Return all of the data exactly as given.

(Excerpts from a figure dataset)
───

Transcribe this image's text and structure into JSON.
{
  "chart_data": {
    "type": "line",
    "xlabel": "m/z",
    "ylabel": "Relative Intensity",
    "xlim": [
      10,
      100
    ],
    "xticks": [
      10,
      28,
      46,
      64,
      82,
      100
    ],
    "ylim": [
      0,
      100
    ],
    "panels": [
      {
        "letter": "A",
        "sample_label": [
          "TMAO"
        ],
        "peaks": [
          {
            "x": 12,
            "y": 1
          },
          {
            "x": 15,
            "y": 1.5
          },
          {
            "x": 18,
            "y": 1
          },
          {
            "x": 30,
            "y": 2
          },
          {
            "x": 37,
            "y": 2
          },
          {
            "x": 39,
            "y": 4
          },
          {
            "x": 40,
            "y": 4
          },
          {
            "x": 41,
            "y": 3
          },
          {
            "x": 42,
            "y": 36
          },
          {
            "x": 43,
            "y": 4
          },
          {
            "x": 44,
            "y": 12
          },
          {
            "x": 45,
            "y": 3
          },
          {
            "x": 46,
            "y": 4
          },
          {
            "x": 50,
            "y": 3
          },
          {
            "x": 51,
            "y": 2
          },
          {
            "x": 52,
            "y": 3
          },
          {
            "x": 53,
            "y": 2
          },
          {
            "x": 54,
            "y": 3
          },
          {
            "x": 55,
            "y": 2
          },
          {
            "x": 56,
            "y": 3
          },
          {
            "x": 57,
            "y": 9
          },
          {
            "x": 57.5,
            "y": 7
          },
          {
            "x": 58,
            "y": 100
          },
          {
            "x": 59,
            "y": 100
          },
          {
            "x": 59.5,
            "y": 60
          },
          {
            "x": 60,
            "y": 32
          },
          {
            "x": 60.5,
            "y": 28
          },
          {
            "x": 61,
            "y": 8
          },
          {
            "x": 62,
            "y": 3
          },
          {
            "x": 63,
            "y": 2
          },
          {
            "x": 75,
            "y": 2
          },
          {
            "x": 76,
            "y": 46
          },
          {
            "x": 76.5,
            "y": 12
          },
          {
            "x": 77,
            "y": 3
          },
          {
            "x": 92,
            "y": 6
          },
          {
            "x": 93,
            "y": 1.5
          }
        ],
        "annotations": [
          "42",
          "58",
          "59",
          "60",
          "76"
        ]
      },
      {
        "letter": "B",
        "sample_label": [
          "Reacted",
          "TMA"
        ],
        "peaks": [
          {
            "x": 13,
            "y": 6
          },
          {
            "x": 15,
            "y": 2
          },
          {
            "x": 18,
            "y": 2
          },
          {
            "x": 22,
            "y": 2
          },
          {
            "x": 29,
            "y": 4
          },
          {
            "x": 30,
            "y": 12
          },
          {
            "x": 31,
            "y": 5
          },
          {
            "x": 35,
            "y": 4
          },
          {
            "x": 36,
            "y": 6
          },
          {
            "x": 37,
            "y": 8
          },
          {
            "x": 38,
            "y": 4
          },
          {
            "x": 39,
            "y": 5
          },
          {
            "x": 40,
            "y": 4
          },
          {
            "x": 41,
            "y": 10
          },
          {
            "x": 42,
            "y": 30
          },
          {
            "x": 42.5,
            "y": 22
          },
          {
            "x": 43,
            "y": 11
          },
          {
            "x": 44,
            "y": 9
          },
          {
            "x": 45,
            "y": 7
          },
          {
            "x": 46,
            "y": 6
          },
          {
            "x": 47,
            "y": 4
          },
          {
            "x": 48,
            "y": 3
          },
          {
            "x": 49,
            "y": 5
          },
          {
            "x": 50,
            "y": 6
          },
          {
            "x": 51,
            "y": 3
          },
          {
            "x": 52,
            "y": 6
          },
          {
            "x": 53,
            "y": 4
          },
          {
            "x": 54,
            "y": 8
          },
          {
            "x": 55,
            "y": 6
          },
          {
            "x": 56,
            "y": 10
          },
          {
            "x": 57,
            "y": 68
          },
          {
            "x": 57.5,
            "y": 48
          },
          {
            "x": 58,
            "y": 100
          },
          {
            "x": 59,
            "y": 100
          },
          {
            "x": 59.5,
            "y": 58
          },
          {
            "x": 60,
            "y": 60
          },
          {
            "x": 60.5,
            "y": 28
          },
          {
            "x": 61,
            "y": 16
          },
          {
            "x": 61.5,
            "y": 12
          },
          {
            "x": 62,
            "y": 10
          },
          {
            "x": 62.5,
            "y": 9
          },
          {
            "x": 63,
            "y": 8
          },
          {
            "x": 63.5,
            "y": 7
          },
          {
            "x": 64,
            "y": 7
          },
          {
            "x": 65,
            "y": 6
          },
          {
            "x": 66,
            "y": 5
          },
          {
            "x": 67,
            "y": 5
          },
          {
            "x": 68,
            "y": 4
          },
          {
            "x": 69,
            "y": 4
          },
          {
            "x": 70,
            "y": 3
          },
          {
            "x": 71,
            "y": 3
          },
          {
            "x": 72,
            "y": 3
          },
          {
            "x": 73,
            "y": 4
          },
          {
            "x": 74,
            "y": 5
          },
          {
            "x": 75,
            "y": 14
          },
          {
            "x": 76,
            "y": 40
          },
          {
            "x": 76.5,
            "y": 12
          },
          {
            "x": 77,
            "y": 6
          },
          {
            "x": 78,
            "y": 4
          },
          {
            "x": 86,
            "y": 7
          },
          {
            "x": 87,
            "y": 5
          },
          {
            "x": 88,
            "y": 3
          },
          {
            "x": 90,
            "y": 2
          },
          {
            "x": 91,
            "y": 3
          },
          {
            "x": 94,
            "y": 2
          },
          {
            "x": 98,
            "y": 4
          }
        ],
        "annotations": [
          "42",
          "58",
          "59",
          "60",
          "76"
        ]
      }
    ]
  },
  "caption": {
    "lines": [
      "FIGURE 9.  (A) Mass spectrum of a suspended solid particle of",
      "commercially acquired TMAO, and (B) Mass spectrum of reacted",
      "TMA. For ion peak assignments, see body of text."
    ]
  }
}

───

» REPLY TO THE TASK:
Transcribe this image's text and structure into JSON.
{
  "chart_data": {
    "type": "line",
    "xlabel": "m/z",
    "ylabel": "Relative Intensity",
    "xlim": [
      10,
      100
    ],
    "xticks": [
      10,
      28,
      46,
      64,
      82,
      100
    ],
    "ylim": [
      0,
      100
    ],
    "panels": [
      {
        "letter": "A",
        "sample_label": [
          "TMAO"
        ],
        "peaks": [
          {
            "x": 12,
            "y": 1
          },
          {
            "x": 15,
            "y": 1.5
          },
          {
            "x": 18,
            "y": 1
          },
          {
            "x": 30,
            "y": 2
          },
          {
            "x": 37,
            "y": 2
          },
          {
            "x": 39,
            "y": 4
          },
          {
            "x": 40,
            "y": 4
          },
          {
            "x": 41,
            "y": 3
          },
          {
            "x": 42,
            "y": 36
          },
          {
            "x": 43,
            "y": 4
          },
          {
            "x": 44,
            "y": 12
          },
          {
            "x": 45,
            "y": 3
          },
          {
            "x": 46,
            "y": 4
          },
          {
            "x": 50,
            "y": 3
          },
          {
            "x": 51,
            "y": 2
          },
          {
            "x": 52,
            "y": 3
          },
          {
            "x": 53,
            "y": 2
          },
          {
            "x": 54,
            "y": 3
          },
          {
            "x": 55,
            "y": 2
          },
          {
            "x": 56,
            "y": 3
          },
          {
            "x": 57,
            "y": 9
          },
          {
            "x": 57.5,
            "y": 7
          },
          {
            "x": 58,
            "y": 100
          },
          {
            "x": 59,
            "y": 100
          },
          {
            "x": 59.5,
            "y": 60
          },
          {
            "x": 60,
            "y": 32
          },
          {
            "x": 60.5,
            "y": 28
          },
          {
            "x": 61,
            "y": 8
          },
          {
            "x": 62,
            "y": 3
          },
          {
            "x": 63,
            "y": 2
          },
          {
            "x": 75,
            "y": 2
          },
          {
            "x": 76,
            "y": 46
          },
          {
            "x": 76.5,
            "y": 12
          },
          {
            "x": 77,
            "y": 3
          },
          {
            "x": 92,
            "y": 6
          },
          {
            "x": 93,
            "y": 1.5
          }
        ],
        "annotations": [
          "42",
          "58",
          "59",
          "60",
          "76"
        ]
      },
      {
        "letter": "B",
        "sample_label": [
          "Reacted",
          "TMA"
        ],
        "peaks": [
          {
            "x": 13,
            "y": 6
          },
          {
            "x": 15,
            "y": 2
          },
          {
            "x": 18,
            "y": 2
          },
          {
            "x": 22,
            "y": 2
          },
          {
            "x": 29,
            "y": 4
          },
          {
            "x": 30,
            "y": 12
          },
          {
            "x": 31,
            "y": 5
          },
          {
            "x": 35,
            "y": 4
          },
          {
            "x": 36,
            "y": 6
          },
          {
            "x": 37,
            "y": 8
          },
          {
            "x": 38,
            "y": 4
          },
          {
            "x": 39,
            "y": 5
          },
          {
            "x": 40,
            "y": 4
          },
          {
            "x": 41,
            "y": 10
          },
          {
            "x": 42,
            "y": 30
          },
          {
            "x": 42.5,
            "y": 22
          },
          {
            "x": 43,
            "y": 11
          },
          {
            "x": 44,
            "y": 9
          },
          {
            "x": 45,
            "y": 7
          },
          {
            "x": 46,
            "y": 6
          },
          {
            "x": 47,
            "y": 4
          },
          {
            "x": 48,
            "y": 3
          },
          {
            "x": 49,
            "y": 5
          },
          {
            "x": 50,
            "y": 6
          },
          {
            "x": 51,
            "y": 3
          },
          {
            "x": 52,
            "y": 6
          },
          {
            "x": 53,
            "y": 4
          },
          {
            "x": 54,
            "y": 8
          },
          {
            "x": 55,
            "y": 6
          },
          {
            "x": 56,
            "y": 10
          },
          {
            "x": 57,
            "y": 68
          },
          {
            "x": 57.5,
            "y": 48
          },
          {
            "x": 58,
            "y": 100
          },
          {
            "x": 59,
            "y": 100
          },
          {
            "x": 59.5,
            "y": 58
          },
          {
            "x": 60,
            "y": 60
          },
          {
            "x": 60.5,
            "y": 28
          },
          {
            "x": 61,
            "y": 16
          },
          {
            "x": 61.5,
            "y": 12
          },
          {
            "x": 62,
            "y": 10
          },
          {
            "x": 62.5,
            "y": 9
          },
          {
            "x": 63,
            "y": 8
          },
          {
            "x": 63.5,
            "y": 7
          },
          {
            "x": 64,
            "y": 7
          },
          {
            "x": 65,
            "y": 6
          },
          {
            "x": 66,
            "y": 5
          },
          {
            "x": 67,
            "y": 5
          },
          {
            "x": 68,
            "y": 4
          },
          {
            "x": 69,
            "y": 4
          },
          {
            "x": 70,
            "y": 3
          },
          {
            "x": 71,
            "y": 3
          },
          {
            "x": 72,
            "y": 3
          },
          {
            "x": 73,
            "y": 4
          },
          {
            "x": 74,
            "y": 5
          },
          {
            "x": 75,
            "y": 14
          },
          {
            "x": 76,
            "y": 40
          },
          {
            "x": 76.5,
            "y": 12
          },
          {
            "x": 77,
            "y": 6
          },
          {
            "x": 78,
            "y": 4
          },
          {
            "x": 86,
            "y": 7
          },
          {
            "x": 87,
            "y": 5
          },
          {
            "x": 88,
            "y": 3
          },
          {
            "x": 90,
            "y": 2
          },
          {
            "x": 91,
            "y": 3
          },
          {
            "x": 94,
            "y": 2
          },
          {
            "x": 98,
            "y": 4
          }
        ],
        "annotations": [
          "42",
          "58",
          "59",
          "60",
          "76"
        ]
      }
    ]
  },
  "caption": {
    "lines": [
      "FIGURE 9.  (A) Mass spectrum of a suspended solid particle of",
      "commercially acquired TMAO, and (B) Mass spectrum of reacted",
      "TMA. For ion peak assignments, see body of text."
    ]
  }
}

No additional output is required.